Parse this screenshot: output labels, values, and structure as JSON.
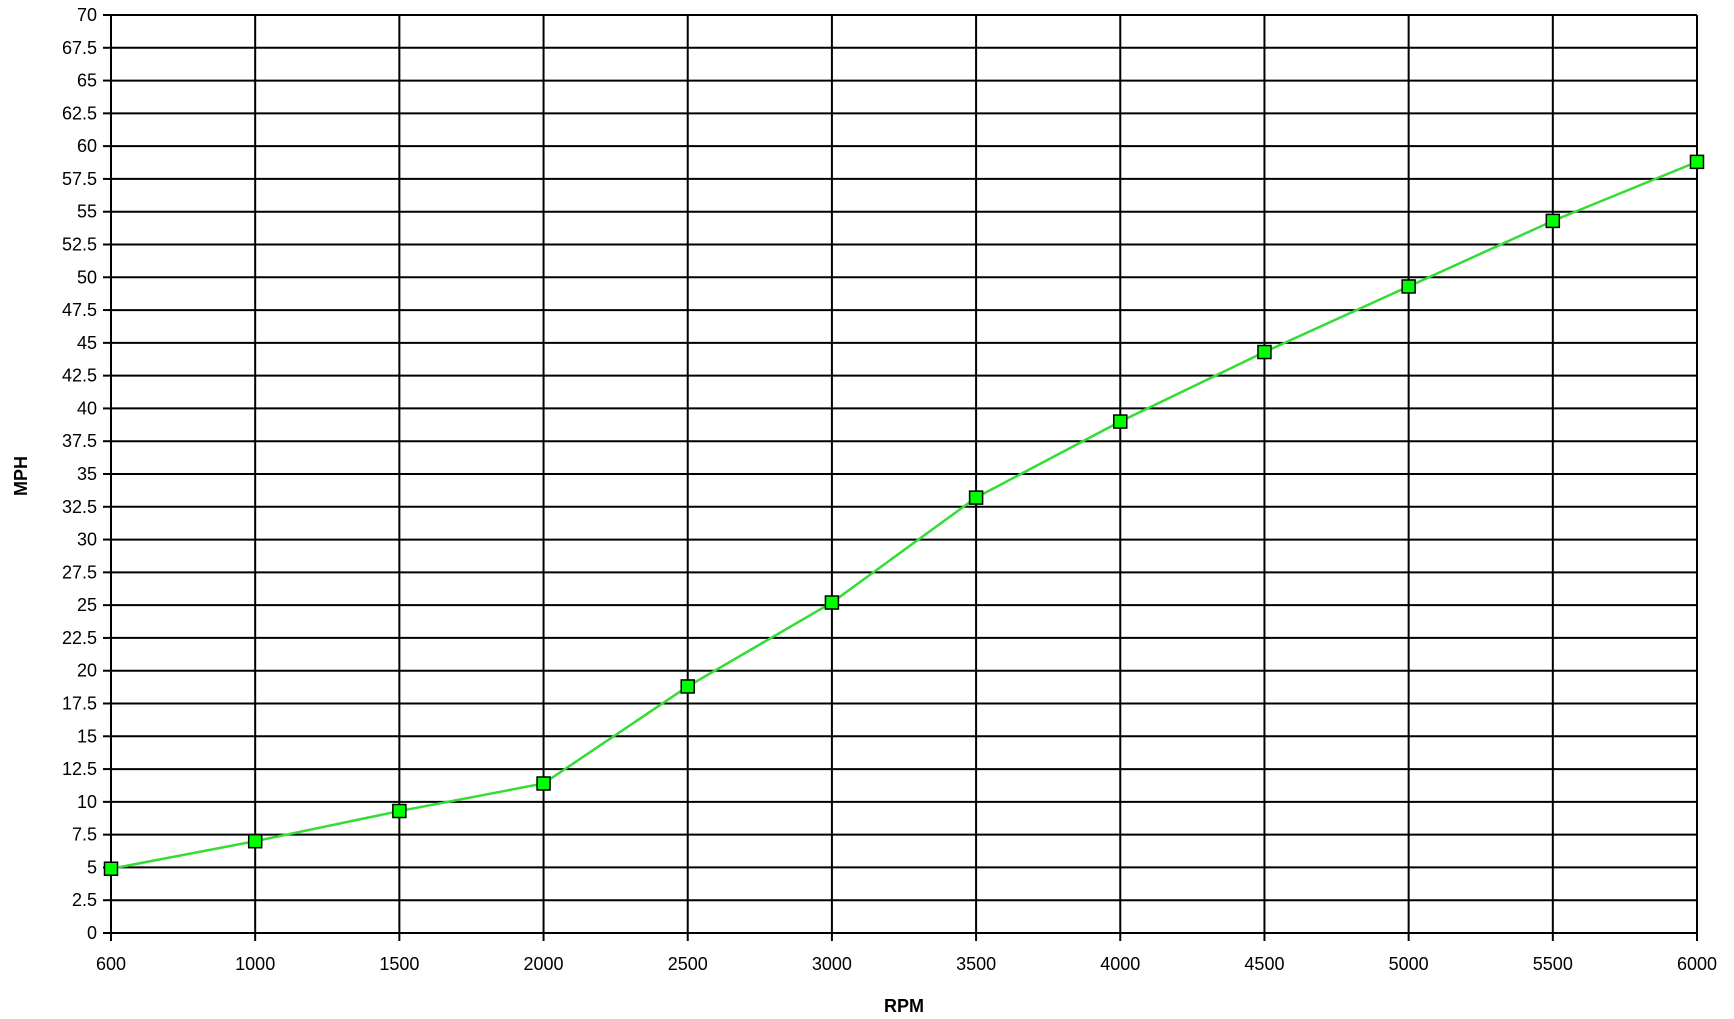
{
  "chart_data": {
    "type": "line",
    "title": "",
    "xlabel": "RPM",
    "ylabel": "MPH",
    "categories": [
      "600",
      "1000",
      "1500",
      "2000",
      "2500",
      "3000",
      "3500",
      "4000",
      "4500",
      "5000",
      "5500",
      "6000"
    ],
    "series": [
      {
        "values": [
          4.9,
          7.0,
          9.3,
          11.4,
          18.8,
          25.2,
          33.2,
          39.0,
          44.3,
          49.3,
          54.3,
          58.8
        ],
        "color": "#00ff00",
        "line_color": "#33dd33",
        "marker": "square"
      }
    ],
    "ylim": [
      0,
      70
    ],
    "yticks": [
      "0",
      "2.5",
      "5",
      "7.5",
      "10",
      "12.5",
      "15",
      "17.5",
      "20",
      "22.5",
      "25",
      "27.5",
      "30",
      "32.5",
      "35",
      "37.5",
      "40",
      "42.5",
      "45",
      "47.5",
      "50",
      "52.5",
      "55",
      "57.5",
      "60",
      "62.5",
      "65",
      "67.5",
      "70"
    ],
    "grid": true,
    "legend": "none"
  }
}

+ + +

**PROBLEM DESCRIPTION**
Could you reproduce every record above exactly, leaving out the pictures?

**ANSWER**
Parse this screenshot: output labels, values, and structure as JSON.
{
  "chart_data": {
    "type": "line",
    "title": "",
    "xlabel": "RPM",
    "ylabel": "MPH",
    "categories": [
      "600",
      "1000",
      "1500",
      "2000",
      "2500",
      "3000",
      "3500",
      "4000",
      "4500",
      "5000",
      "5500",
      "6000"
    ],
    "series": [
      {
        "values": [
          4.9,
          7.0,
          9.3,
          11.4,
          18.8,
          25.2,
          33.2,
          39.0,
          44.3,
          49.3,
          54.3,
          58.8
        ],
        "color": "#00ff00",
        "line_color": "#33dd33",
        "marker": "square"
      }
    ],
    "ylim": [
      0,
      70
    ],
    "yticks": [
      "0",
      "2.5",
      "5",
      "7.5",
      "10",
      "12.5",
      "15",
      "17.5",
      "20",
      "22.5",
      "25",
      "27.5",
      "30",
      "32.5",
      "35",
      "37.5",
      "40",
      "42.5",
      "45",
      "47.5",
      "50",
      "52.5",
      "55",
      "57.5",
      "60",
      "62.5",
      "65",
      "67.5",
      "70"
    ],
    "grid": true,
    "legend": "none"
  }
}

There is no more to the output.